__Records shown__.
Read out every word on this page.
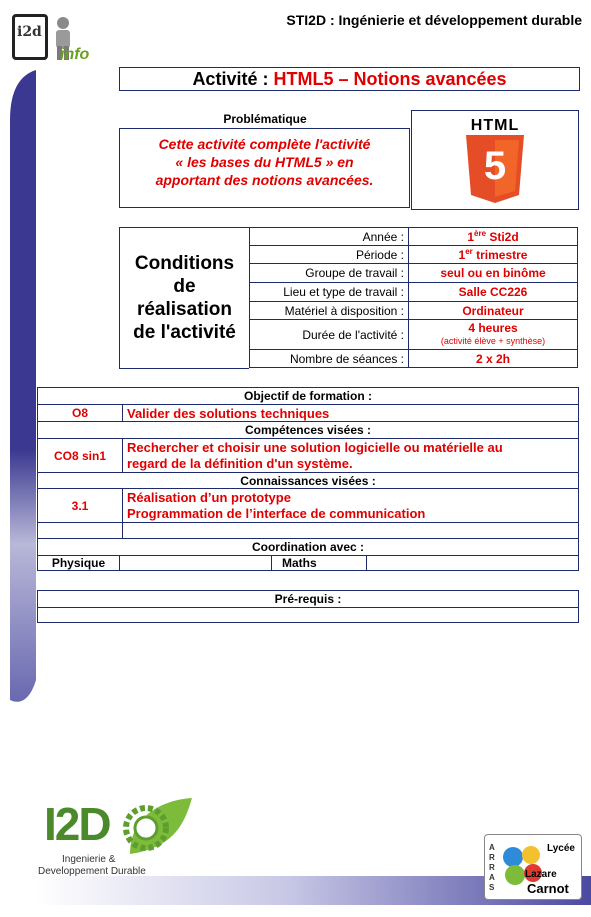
i2d
info
STI2D : Ingénierie et développement durable
Activité : HTML5 – Notions avancées
Problématique
Cette activité complète l'activité
« les bases du HTML5 » en
apportant des notions avancées.
HTML
5
Conditions
de
réalisation
de l'activité
Année :	1ère Sti2d
Période :	1er trimestre
Groupe de travail :	seul ou en binôme
Lieu et type de travail :	Salle CC226
Matériel à disposition :	Ordinateur
Durée de l'activité :	4 heures
(activité élève + synthèse)

Nombre de séances :	2 x 2h
Objectif de formation :	
O8	Valider des solutions techniques
Compétences visées :	
CO8 sin1	Rechercher et choisir une solution logicielle ou matérielle au
regard de la définition d'un système.

Connaissances visées :	
3.1	Réalisation d’un prototype
Programmation de l’interface de communication

Coordination avec :
Physique		Maths	
Pré-requis :

I2D
Ingenierie &
Developpement Durable
ARRAS
Lycée
Lazare
Carnot
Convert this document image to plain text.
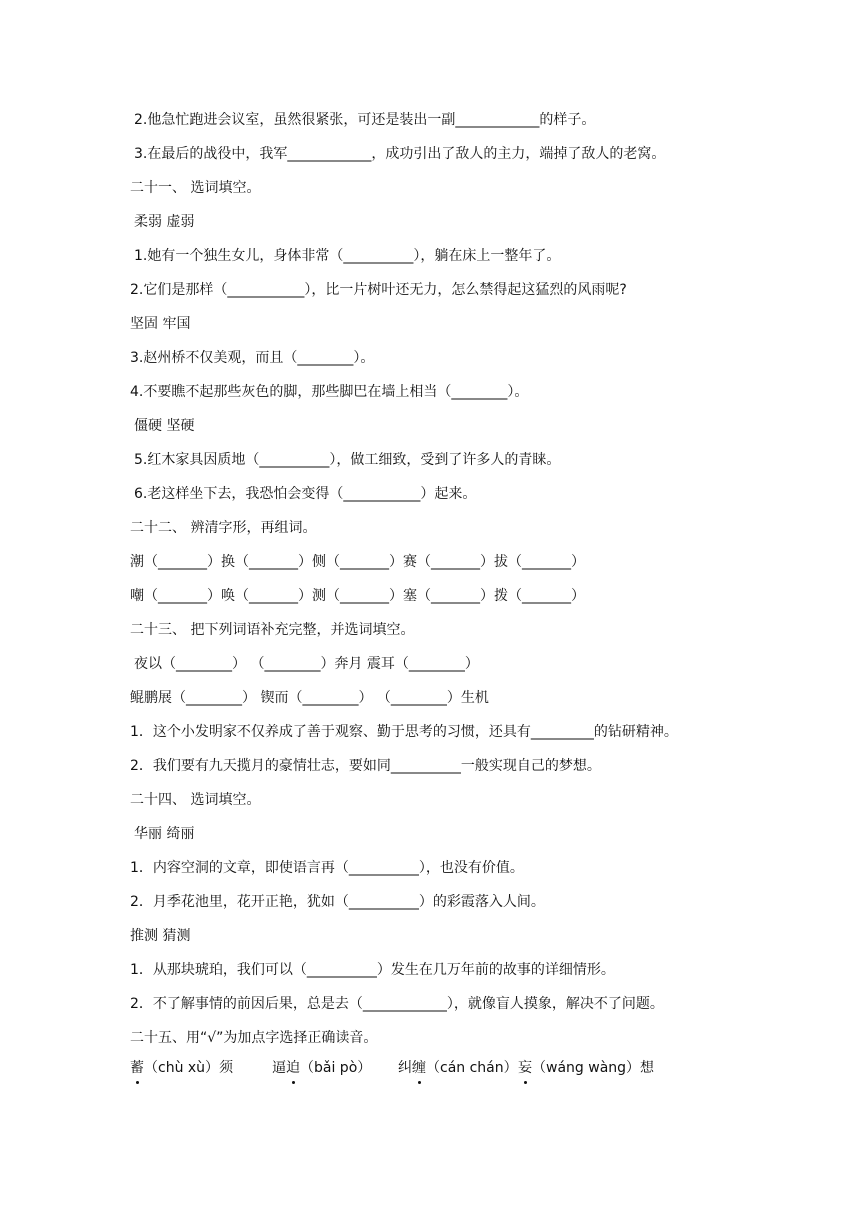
2.他急忙跑进会议室，虽然很紧张，可还是装出一副____________的样子。
3.在最后的战役中，我军____________，成功引出了敌人的主力，端掉了敌人的老窝。
二十一、 选词填空。
柔弱 虚弱
1.她有一个独生女儿，身体非常（__________），躺在床上一整年了。
2.它们是那样（___________），比一片树叶还无力，怎么禁得起这猛烈的风雨呢?
坚固 牢国
3.赵州桥不仅美观，而且（________）。
4.不要瞧不起那些灰色的脚，那些脚巴在墙上相当（________）。
僵硬 坚硬
5.红木家具因质地（__________），做工细致，受到了许多人的青睐。
6.老这样坐下去，我恐怕会变得（___________）起来。
二十二、 辨清字形，再组词。
潮（_______）换（_______）侧（_______）赛（_______）拔（_______）
嘲（_______）唤（_______）测（_______）塞（_______）拨（_______）
二十三、 把下列词语补充完整，并选词填空。
夜以（________） （________）奔月 震耳（________）
鲲鹏展（________） 锲而（________） （________）生机
1．这个小发明家不仅养成了善于观察、勤于思考的习惯，还具有_________的钻研精神。
2．我们要有九天揽月的豪情壮志，要如同__________一般实现自己的梦想。
二十四、 选词填空。
华丽 绮丽
1．内容空洞的文章，即使语言再（__________），也没有价值。
2．月季花池里，花开正艳，犹如（__________）的彩霞落入人间。
推测 猜测
1．从那块琥珀，我们可以（__________）发生在几万年前的故事的详细情形。
2．不了解事情的前因后果，总是去（____________），就像盲人摸象，解决不了问题。
二十五、用“√”为加点字选择正确读音。
蓄（chù xù）须	逼迫（bǎi pò） 纠缠（cán chán） 妄（wáng wàng）想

__What the exercise asks__. Using the records above, pull out each line where the word "travail" occurs.

__Exercise response__.
Groupe de travail :	seul ou en binôme
Lieu et type de travail :	Salle CC226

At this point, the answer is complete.